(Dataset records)
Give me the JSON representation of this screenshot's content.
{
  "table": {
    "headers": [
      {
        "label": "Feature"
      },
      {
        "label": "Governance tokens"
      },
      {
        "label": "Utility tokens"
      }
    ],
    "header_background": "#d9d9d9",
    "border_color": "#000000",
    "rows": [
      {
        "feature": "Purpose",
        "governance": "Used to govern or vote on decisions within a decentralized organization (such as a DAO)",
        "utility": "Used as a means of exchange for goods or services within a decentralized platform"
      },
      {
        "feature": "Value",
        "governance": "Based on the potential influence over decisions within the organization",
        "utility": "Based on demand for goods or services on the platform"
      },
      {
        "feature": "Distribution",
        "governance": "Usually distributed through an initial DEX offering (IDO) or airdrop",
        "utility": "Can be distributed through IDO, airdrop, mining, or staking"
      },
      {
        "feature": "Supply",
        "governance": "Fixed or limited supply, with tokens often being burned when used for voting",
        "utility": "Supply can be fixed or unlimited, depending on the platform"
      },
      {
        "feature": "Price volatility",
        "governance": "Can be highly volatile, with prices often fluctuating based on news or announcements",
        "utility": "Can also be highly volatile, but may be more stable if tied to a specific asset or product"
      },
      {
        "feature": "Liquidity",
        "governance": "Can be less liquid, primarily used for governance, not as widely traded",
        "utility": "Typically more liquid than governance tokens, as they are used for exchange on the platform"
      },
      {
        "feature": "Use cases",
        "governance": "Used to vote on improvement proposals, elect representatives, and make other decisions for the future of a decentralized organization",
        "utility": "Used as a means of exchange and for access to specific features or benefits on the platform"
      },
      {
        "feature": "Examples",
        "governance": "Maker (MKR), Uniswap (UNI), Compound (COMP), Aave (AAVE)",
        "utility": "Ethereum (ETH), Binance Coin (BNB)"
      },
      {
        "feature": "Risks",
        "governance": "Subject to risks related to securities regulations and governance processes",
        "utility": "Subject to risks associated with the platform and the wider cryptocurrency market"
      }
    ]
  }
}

[DIRECTION]
Pick out, from the lines above, every one that contains the string "distributed".

[THE ANSWER]
        "governance": "Usually distributed through an initial DEX offering (IDO) or airdrop",
        "utility": "Can be distributed through IDO, airdrop, mining, or staking"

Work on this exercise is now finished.